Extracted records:

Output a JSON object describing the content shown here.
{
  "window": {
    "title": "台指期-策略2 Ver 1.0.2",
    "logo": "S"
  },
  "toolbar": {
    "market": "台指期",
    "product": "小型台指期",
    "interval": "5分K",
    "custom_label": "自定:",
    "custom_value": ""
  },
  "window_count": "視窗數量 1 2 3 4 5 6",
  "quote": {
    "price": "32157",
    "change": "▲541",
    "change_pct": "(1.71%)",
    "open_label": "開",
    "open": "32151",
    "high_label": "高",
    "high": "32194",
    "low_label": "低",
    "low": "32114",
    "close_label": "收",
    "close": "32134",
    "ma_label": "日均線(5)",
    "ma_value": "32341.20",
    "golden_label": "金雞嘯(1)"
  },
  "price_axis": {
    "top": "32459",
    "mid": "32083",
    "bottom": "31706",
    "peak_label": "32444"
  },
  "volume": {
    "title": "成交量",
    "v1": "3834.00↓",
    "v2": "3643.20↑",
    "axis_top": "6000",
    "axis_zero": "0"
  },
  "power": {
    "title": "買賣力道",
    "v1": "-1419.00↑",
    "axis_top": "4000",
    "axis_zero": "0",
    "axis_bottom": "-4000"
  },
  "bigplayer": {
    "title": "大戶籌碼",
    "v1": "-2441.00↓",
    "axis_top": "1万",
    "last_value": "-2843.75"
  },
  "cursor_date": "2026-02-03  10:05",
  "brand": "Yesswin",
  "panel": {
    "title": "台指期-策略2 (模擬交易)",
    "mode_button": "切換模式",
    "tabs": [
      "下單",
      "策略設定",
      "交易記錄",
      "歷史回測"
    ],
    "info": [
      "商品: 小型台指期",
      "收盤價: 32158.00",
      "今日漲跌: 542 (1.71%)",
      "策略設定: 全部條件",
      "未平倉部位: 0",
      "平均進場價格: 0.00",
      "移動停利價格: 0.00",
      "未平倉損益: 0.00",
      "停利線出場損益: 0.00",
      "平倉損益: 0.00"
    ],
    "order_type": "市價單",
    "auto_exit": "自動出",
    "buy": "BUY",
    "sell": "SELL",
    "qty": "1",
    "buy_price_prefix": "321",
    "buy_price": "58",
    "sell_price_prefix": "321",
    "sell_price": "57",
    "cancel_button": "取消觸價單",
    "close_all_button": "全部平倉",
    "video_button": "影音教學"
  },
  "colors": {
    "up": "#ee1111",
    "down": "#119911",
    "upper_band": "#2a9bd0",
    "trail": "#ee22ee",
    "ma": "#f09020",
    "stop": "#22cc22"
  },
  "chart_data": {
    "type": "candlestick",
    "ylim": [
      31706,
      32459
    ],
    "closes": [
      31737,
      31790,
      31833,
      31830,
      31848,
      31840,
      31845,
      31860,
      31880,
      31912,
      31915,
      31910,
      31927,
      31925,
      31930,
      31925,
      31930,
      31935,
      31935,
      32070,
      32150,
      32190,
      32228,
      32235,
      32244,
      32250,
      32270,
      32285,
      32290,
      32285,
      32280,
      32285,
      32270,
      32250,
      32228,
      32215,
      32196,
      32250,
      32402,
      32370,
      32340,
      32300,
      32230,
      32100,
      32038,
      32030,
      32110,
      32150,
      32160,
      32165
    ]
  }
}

Written problem: Look through the material above and pick out each line holding the word "title".

Answer for the task:
    "title": "台指期-策略2 Ver 1.0.2",
    "title": "成交量",
    "title": "買賣力道",
    "title": "大戶籌碼",
    "title": "台指期-策略2 (模擬交易)",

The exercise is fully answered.